▶ [Instruction]
Lines containing the word "Dette" are the ones to copy from the records below.

>> Start

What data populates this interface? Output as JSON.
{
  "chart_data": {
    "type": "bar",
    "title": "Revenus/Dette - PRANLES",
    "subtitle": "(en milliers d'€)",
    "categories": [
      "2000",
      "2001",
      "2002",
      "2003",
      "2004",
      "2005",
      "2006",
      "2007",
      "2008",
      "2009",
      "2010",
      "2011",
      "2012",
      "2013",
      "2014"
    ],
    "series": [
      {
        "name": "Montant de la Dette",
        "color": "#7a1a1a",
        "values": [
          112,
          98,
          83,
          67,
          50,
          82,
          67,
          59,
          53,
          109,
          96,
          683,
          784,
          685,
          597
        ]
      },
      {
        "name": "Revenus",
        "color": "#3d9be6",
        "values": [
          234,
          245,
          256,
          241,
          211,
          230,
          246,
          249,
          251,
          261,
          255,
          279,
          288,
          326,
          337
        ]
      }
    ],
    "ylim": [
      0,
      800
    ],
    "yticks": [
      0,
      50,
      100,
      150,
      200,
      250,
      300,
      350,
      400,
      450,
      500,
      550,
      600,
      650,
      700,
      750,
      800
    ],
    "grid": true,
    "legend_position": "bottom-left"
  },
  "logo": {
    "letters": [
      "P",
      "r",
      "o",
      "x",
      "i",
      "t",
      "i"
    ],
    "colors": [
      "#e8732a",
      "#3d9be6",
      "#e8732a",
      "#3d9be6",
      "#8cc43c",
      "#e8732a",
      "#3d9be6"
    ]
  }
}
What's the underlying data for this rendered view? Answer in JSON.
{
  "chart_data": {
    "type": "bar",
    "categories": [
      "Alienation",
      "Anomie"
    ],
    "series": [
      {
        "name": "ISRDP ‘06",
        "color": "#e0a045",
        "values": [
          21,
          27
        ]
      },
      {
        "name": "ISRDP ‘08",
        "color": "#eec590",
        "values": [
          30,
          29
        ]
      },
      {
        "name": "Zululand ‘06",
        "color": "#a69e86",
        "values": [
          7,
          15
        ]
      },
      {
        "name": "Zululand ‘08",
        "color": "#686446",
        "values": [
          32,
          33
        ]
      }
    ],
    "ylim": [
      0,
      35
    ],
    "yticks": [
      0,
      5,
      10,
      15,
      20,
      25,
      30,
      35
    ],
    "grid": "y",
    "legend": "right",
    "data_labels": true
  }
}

>> End

▶ [Solved exercise]
    "title": "Revenus/Dette - PRANLES",
        "name": "Montant de la Dette",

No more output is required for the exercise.